── Extract ──
A Cuban who affirms being the father of a newborn, whose mother died during childbirth in a Miami hospital last March 2, is claiming the custody of the baby that a cousin of the deceased in the U.S. city is also disputing, in a case that recalls that of Elián González.
The deceased mother, Yarisleidi Rodríguez, arrived in Florida last October 6 in the last months of her pregnancy, with the intention of giving birth to her baby in the United States, but she died during childbirth in Jackson Memorial Hospital in Miami, local sources reported.
The young Cuban woman never gave the hospital the name of the father, which is why, according to the medical center’s administration, it was obligated to accept her cousin, Nairobis Pacheco, as the person responsible for the temporary custody of the baby girl, according to a document obtained by the Univisión 23 channel.
The hospital alleges that a judge decided that the temporary custody of the newborn be granted to Pacheco.
But Yoelvis Gattorno, who lives in Cuba, affirms he is the father of the baby, which is hospitalized in intensive care, and is claiming her custody.
───
Reproduce word for word the part of the report on the custody dispute between "The hospital alleges" and "claiming her custody.", inclusive.
── Data records ──
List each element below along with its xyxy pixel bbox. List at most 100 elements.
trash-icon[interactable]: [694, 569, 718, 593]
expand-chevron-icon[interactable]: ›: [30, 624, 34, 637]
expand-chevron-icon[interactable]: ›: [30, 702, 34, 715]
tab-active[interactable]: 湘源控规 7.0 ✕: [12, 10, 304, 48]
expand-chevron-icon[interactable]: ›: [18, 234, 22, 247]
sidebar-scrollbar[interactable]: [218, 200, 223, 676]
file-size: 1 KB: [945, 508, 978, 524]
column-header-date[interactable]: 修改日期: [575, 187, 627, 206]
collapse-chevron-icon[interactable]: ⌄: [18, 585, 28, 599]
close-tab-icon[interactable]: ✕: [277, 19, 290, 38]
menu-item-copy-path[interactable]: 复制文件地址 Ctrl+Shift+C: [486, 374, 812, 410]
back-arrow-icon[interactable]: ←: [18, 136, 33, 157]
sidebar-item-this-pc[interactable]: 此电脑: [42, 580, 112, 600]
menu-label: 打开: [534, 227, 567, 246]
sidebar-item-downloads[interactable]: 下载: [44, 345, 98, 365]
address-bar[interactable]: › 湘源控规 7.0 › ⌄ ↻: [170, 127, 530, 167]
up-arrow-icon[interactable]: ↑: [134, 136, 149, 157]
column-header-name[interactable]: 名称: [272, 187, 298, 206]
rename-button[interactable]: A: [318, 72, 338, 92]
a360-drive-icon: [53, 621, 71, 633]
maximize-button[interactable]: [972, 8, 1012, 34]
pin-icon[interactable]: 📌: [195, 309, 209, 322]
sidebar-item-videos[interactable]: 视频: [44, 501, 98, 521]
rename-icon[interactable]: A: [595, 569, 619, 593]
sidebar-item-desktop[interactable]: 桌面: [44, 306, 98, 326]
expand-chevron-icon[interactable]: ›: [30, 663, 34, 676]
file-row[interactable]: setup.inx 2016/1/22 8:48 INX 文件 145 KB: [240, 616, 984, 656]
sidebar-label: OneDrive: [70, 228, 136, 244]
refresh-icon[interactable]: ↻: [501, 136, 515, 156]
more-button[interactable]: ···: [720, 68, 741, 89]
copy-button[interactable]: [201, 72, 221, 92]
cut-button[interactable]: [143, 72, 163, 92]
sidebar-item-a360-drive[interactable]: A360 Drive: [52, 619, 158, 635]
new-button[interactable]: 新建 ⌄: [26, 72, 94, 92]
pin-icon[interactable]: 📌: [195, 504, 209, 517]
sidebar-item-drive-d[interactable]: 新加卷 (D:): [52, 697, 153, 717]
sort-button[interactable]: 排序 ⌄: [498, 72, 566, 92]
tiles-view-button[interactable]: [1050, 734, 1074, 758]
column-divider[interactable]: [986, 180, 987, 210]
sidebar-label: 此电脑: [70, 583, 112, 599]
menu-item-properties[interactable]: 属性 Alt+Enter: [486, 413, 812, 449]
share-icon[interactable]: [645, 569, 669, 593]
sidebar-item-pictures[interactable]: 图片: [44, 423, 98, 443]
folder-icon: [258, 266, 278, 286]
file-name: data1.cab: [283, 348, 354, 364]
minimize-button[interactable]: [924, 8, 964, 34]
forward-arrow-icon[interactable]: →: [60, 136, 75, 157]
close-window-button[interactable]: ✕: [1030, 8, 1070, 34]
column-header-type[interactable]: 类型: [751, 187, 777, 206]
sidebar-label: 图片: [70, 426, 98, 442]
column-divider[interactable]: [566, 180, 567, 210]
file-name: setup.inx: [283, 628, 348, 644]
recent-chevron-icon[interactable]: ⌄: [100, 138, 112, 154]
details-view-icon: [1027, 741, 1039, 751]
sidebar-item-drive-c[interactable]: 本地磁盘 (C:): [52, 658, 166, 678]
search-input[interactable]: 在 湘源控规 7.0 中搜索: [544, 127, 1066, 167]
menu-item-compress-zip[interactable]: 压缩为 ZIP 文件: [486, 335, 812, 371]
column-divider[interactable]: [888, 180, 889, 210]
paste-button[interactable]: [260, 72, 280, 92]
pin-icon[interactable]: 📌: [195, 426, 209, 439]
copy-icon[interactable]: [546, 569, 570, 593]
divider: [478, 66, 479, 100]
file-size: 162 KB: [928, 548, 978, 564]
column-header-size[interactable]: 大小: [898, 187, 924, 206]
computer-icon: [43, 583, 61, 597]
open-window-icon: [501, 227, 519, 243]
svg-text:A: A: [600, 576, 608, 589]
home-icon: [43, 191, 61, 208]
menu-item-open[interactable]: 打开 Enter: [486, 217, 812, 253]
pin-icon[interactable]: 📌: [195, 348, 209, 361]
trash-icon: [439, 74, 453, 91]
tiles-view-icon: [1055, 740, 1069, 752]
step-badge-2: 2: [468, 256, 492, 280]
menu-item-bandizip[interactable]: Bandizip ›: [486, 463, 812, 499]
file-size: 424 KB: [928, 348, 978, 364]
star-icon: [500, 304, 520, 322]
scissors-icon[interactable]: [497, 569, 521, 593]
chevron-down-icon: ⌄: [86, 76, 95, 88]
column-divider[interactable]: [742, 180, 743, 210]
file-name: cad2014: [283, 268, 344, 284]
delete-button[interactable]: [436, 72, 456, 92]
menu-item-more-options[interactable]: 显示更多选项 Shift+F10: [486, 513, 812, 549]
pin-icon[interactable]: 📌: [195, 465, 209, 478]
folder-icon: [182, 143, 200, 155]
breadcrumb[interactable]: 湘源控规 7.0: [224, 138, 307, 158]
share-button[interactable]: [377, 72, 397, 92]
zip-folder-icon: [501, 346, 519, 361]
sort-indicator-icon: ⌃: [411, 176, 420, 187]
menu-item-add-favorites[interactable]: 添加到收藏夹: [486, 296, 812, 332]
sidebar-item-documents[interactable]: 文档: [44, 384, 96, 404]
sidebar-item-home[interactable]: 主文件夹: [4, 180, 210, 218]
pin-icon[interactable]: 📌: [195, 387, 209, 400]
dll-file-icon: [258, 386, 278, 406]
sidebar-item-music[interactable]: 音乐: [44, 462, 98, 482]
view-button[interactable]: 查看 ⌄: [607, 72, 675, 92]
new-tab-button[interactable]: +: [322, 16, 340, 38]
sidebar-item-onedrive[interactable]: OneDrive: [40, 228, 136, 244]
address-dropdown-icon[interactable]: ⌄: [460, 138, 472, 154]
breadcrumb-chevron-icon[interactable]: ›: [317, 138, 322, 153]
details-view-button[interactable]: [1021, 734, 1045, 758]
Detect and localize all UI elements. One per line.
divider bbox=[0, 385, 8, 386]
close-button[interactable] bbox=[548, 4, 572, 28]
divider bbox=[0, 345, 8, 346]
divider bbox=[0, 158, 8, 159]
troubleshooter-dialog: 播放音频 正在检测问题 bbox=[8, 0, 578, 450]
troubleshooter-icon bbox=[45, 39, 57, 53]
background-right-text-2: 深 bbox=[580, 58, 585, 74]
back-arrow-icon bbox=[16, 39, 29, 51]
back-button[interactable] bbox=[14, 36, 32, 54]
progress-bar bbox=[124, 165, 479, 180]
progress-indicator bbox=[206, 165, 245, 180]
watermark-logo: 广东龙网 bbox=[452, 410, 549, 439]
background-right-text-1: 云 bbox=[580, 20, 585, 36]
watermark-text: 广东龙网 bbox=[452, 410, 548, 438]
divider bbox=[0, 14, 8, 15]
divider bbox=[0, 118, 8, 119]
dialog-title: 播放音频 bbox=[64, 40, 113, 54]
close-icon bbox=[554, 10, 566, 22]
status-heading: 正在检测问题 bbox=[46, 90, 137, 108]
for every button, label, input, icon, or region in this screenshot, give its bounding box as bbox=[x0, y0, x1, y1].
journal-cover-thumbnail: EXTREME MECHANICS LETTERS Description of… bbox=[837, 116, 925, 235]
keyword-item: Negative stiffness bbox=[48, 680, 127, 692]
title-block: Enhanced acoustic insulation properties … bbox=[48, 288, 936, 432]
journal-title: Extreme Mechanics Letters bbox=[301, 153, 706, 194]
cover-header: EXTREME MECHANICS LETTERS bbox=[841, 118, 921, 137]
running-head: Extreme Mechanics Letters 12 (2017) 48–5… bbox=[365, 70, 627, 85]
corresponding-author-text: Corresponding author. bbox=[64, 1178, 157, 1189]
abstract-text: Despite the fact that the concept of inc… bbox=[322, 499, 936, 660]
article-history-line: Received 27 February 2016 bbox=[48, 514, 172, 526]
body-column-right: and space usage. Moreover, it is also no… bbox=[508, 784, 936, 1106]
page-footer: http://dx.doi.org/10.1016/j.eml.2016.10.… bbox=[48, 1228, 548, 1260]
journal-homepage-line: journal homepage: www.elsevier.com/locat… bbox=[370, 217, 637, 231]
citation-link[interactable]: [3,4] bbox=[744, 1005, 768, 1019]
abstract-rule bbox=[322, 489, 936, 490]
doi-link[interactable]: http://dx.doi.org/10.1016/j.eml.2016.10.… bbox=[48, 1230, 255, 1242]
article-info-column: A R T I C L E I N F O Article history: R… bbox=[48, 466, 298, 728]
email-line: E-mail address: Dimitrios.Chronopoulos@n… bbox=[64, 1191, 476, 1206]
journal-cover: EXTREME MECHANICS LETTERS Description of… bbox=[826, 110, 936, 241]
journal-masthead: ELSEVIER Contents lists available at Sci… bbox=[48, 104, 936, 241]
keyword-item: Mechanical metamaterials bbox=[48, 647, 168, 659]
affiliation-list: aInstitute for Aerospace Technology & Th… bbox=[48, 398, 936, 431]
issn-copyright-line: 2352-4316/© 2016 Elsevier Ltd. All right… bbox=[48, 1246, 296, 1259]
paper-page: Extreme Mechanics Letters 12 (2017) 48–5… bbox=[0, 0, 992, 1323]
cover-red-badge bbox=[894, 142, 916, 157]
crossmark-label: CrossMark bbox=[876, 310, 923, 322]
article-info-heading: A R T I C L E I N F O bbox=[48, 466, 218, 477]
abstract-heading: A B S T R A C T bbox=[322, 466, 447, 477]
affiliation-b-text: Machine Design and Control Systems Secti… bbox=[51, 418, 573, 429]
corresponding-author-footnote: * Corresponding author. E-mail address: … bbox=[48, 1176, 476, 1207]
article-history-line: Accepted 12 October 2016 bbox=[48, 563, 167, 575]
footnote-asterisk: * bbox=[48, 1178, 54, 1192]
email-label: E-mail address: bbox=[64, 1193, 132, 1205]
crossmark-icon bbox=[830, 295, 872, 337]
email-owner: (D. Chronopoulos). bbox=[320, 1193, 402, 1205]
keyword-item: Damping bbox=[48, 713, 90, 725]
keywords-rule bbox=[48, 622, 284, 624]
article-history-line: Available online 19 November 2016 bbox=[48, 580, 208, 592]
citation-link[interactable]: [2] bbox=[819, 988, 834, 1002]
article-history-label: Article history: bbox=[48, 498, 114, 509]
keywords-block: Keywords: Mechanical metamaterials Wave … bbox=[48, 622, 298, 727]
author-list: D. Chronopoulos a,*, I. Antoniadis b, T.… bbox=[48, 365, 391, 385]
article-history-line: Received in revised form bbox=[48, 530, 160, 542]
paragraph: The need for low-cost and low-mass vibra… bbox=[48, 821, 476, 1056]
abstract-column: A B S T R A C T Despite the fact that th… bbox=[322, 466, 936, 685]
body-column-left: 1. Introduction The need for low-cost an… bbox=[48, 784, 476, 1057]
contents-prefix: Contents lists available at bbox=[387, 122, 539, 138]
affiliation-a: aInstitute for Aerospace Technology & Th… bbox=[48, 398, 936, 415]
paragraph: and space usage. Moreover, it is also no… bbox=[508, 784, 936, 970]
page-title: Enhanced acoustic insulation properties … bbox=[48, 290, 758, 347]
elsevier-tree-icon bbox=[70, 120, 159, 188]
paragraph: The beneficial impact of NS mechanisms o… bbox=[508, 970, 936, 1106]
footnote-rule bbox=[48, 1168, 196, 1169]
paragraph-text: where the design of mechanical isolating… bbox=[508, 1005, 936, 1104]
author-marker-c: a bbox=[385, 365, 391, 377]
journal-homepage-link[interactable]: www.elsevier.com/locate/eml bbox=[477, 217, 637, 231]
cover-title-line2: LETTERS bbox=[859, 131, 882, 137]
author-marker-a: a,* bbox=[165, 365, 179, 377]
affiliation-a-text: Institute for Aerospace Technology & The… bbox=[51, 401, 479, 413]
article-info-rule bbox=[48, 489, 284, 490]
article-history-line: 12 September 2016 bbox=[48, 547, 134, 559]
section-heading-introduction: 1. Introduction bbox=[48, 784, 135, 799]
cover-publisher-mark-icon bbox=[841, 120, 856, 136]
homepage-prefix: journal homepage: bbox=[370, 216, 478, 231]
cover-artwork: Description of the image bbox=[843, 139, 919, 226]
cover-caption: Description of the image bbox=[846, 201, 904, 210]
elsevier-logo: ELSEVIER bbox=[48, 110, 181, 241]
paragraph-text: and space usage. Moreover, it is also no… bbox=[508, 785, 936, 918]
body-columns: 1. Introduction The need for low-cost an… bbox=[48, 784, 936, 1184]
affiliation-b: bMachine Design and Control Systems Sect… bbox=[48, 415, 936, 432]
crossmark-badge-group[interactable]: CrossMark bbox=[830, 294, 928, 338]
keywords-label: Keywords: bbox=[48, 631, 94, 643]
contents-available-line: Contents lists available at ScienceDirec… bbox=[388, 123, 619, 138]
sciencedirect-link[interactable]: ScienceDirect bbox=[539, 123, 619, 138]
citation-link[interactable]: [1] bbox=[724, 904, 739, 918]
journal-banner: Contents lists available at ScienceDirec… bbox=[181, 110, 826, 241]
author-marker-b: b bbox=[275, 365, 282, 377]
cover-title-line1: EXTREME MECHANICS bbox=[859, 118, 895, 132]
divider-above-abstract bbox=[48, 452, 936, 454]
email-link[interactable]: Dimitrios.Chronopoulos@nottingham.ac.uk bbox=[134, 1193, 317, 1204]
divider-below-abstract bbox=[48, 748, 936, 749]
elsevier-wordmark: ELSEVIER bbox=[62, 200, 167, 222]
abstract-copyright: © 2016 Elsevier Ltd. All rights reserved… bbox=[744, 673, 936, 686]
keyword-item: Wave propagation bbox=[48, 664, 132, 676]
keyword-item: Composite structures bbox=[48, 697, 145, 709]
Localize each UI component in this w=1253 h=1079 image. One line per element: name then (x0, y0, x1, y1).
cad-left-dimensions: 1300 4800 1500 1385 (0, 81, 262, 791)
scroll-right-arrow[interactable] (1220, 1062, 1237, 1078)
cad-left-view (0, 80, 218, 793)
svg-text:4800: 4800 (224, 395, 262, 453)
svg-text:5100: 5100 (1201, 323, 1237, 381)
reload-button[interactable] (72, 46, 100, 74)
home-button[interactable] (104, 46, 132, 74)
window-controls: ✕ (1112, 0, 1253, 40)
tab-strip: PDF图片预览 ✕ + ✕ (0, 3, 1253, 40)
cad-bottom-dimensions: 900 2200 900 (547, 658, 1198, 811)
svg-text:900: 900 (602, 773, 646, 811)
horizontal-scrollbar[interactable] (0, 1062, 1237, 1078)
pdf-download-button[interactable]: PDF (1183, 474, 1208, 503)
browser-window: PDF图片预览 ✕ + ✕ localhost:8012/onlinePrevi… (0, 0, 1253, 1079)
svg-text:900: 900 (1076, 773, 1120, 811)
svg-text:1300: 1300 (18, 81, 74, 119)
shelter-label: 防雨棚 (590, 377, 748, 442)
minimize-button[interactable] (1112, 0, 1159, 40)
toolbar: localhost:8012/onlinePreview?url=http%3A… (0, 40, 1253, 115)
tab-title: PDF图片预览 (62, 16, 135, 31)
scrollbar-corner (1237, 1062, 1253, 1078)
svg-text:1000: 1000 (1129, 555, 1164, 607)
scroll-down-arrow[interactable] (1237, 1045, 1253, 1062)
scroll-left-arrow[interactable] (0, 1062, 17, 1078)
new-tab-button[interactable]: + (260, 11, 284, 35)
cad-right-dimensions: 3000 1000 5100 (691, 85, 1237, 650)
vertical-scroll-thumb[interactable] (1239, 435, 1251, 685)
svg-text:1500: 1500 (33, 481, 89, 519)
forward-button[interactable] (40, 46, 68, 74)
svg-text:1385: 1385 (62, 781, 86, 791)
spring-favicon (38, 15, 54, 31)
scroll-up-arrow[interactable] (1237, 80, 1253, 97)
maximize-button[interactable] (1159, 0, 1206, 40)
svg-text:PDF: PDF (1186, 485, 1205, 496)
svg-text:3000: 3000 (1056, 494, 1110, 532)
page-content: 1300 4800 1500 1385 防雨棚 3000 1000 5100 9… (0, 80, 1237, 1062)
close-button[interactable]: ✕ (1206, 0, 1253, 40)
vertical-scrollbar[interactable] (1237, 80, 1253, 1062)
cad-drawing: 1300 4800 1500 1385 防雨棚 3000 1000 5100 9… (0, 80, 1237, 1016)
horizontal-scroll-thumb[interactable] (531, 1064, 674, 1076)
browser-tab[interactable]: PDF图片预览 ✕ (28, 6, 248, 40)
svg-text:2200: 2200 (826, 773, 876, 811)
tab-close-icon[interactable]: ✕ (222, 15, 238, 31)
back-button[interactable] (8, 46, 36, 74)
───
■ **Task result**:
The hospital alleges that a judge decided that the temporary custody of the newborn be granted to Pacheco.
But Yoelvis Gattorno, who lives in Cuba, affirms he is the father of the baby, which is hospitalized in intensive care, and is claiming her custody.